Work to be completed
Extract each line from the entries below that has the string "down" in it.

Collected data entries
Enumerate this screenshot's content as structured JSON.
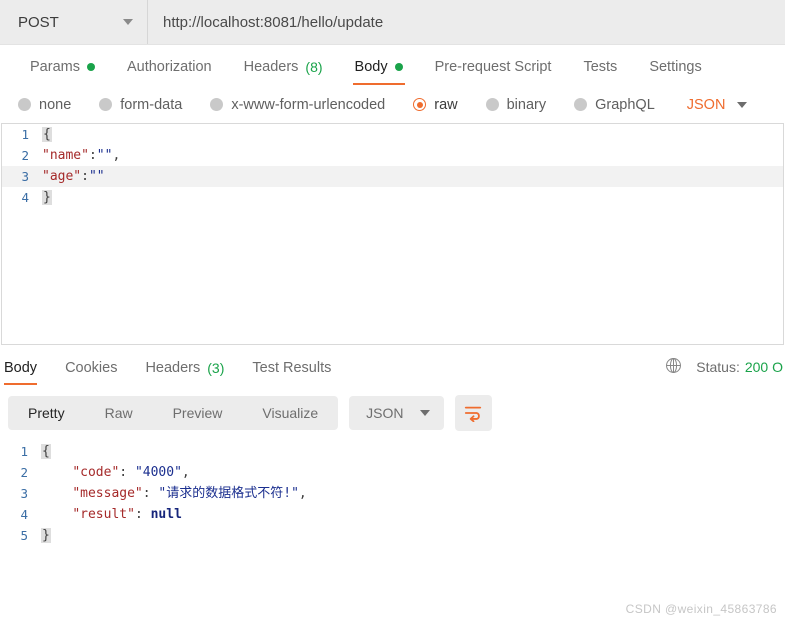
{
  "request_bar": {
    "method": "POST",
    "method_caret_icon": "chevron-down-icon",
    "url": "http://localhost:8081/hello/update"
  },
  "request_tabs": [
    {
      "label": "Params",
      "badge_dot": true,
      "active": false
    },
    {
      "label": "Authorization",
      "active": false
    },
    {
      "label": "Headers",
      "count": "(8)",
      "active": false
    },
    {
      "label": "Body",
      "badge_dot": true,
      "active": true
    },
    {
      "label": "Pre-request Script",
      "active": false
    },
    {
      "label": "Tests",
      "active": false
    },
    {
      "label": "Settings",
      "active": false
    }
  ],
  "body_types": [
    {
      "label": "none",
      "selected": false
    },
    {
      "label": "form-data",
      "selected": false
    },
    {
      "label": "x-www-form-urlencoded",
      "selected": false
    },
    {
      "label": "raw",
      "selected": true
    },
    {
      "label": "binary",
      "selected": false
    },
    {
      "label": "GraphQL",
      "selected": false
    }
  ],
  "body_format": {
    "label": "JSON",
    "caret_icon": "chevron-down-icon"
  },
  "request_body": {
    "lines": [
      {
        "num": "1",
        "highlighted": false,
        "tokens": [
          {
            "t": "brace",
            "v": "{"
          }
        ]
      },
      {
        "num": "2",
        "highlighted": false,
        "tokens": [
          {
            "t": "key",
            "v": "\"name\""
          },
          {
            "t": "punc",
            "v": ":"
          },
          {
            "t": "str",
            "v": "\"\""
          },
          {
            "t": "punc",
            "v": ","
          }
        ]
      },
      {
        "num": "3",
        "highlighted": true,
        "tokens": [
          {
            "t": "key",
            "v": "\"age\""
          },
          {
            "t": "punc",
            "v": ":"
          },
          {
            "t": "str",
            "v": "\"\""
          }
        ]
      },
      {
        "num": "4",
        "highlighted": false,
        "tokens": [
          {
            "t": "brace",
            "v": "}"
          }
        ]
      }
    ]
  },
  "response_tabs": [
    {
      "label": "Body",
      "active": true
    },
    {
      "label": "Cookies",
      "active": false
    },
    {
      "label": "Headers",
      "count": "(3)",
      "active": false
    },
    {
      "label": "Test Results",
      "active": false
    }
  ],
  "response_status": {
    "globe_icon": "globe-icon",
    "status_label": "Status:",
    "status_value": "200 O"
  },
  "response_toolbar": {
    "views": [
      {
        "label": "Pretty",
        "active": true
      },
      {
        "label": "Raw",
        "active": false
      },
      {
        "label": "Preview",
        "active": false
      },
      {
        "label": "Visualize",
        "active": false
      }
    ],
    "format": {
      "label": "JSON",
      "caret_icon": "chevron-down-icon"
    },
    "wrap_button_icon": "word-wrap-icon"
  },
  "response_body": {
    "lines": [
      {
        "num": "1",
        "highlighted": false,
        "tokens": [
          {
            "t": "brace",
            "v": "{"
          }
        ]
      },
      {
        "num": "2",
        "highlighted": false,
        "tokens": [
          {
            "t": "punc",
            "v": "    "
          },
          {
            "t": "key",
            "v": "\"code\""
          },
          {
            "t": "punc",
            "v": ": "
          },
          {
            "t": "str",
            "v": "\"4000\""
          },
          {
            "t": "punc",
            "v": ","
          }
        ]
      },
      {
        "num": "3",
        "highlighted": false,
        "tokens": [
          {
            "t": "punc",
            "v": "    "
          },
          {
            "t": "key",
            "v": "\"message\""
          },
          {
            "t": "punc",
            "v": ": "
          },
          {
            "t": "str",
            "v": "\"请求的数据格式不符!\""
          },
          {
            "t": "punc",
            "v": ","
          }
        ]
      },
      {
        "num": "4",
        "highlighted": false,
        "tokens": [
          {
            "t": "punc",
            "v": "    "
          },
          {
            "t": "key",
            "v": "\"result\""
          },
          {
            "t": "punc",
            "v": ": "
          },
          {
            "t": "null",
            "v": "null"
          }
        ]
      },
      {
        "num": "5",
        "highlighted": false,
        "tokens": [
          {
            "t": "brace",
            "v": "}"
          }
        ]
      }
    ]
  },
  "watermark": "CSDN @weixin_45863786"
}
--
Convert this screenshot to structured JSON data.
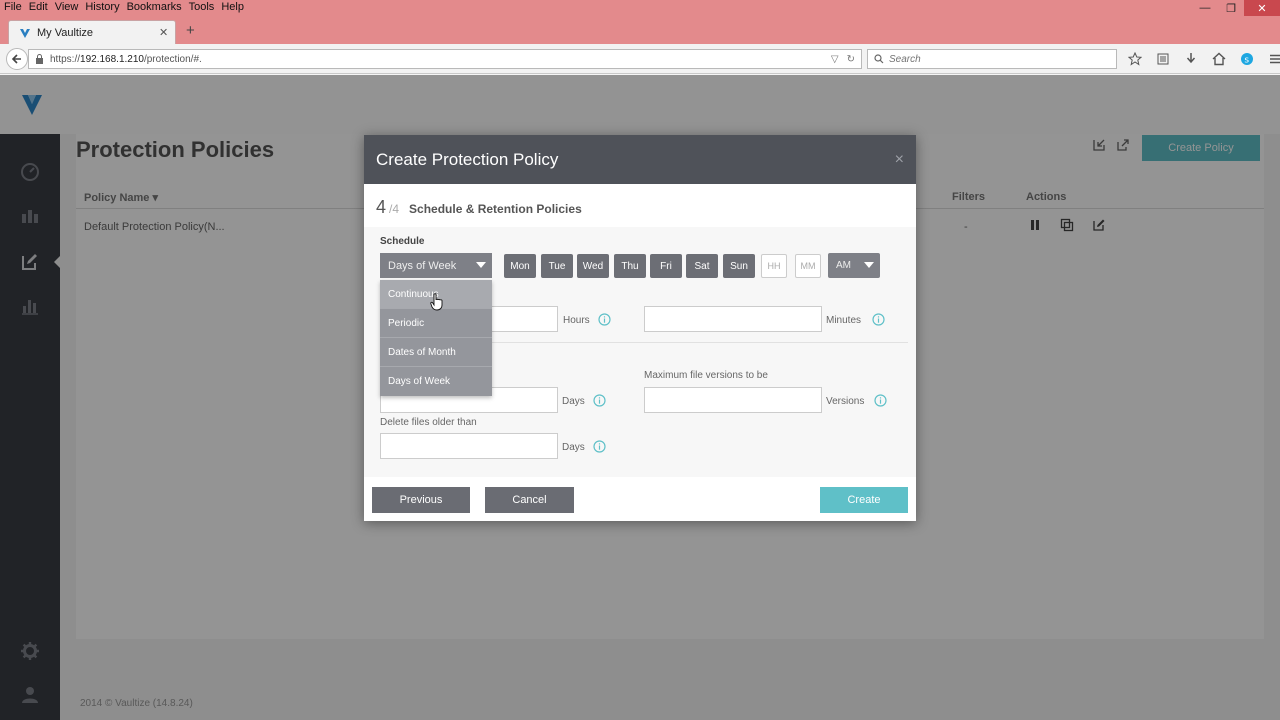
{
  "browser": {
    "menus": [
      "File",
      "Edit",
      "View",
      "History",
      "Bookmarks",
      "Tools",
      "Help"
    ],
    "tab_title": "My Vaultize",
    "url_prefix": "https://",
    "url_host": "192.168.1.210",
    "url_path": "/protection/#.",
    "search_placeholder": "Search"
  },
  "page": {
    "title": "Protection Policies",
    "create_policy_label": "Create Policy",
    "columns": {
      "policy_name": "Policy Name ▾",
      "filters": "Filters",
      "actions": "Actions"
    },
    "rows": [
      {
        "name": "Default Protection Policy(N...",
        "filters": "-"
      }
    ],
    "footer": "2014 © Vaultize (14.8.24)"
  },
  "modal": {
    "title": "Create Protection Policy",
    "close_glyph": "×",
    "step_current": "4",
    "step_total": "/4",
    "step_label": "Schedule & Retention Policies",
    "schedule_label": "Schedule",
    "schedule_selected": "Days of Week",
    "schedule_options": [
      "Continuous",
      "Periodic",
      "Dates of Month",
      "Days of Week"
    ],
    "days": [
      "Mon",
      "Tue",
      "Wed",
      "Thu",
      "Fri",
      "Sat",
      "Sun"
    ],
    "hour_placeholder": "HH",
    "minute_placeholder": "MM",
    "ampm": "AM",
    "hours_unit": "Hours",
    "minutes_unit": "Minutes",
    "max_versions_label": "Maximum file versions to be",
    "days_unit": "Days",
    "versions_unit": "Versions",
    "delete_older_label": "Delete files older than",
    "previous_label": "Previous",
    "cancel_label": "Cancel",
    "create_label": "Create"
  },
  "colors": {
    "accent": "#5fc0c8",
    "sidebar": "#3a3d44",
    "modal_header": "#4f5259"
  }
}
* * *
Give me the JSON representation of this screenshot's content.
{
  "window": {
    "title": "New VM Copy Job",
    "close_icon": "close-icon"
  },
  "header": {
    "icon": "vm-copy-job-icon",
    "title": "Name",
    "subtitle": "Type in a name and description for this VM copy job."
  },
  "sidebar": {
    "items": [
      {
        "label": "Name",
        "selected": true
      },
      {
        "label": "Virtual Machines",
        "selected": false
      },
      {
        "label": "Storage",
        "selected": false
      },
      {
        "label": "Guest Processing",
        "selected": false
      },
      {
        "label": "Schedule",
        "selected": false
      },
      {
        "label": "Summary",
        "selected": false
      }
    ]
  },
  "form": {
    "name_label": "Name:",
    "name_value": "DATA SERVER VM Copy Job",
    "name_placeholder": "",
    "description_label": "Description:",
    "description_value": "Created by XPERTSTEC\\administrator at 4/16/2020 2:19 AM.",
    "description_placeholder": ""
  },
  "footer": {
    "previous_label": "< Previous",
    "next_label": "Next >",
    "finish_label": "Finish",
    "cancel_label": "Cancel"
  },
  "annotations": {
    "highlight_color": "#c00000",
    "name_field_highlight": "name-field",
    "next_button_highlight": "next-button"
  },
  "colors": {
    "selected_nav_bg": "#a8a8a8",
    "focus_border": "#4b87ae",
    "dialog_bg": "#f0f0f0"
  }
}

Answer for the task
    "method_caret_icon": "chevron-down-icon",
    "caret_icon": "chevron-down-icon"
      "caret_icon": "chevron-down-icon"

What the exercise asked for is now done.